**EXTRACTED ENTRIES**
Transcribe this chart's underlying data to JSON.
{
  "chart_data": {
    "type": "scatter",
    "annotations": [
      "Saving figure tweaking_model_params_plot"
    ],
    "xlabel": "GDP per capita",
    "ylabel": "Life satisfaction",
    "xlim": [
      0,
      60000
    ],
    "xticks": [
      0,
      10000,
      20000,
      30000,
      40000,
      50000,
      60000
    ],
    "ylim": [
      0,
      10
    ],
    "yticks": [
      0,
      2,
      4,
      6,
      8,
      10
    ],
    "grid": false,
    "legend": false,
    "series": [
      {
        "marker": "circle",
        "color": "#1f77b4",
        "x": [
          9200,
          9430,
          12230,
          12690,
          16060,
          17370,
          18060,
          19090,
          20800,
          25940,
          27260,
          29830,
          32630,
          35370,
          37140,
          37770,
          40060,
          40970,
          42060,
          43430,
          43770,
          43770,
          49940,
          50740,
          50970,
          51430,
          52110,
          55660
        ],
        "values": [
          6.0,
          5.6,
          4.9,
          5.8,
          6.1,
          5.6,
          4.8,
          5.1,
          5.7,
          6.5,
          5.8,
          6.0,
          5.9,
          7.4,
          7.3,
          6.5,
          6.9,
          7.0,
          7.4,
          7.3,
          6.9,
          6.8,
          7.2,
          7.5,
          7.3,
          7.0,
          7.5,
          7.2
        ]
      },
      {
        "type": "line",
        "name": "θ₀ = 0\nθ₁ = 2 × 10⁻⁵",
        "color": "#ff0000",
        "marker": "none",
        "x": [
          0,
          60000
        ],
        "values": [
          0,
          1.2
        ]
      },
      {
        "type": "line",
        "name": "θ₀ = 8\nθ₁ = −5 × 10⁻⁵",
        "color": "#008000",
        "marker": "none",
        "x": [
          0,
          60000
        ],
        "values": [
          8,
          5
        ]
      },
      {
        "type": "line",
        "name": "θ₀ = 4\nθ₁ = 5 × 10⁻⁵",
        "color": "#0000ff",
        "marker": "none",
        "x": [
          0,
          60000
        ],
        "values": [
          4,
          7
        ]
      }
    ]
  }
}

**EXERCISE AIM**
Tally the lines containing "name". Provide the number without any other words.

**SOLUTION TO THIS TASK**
3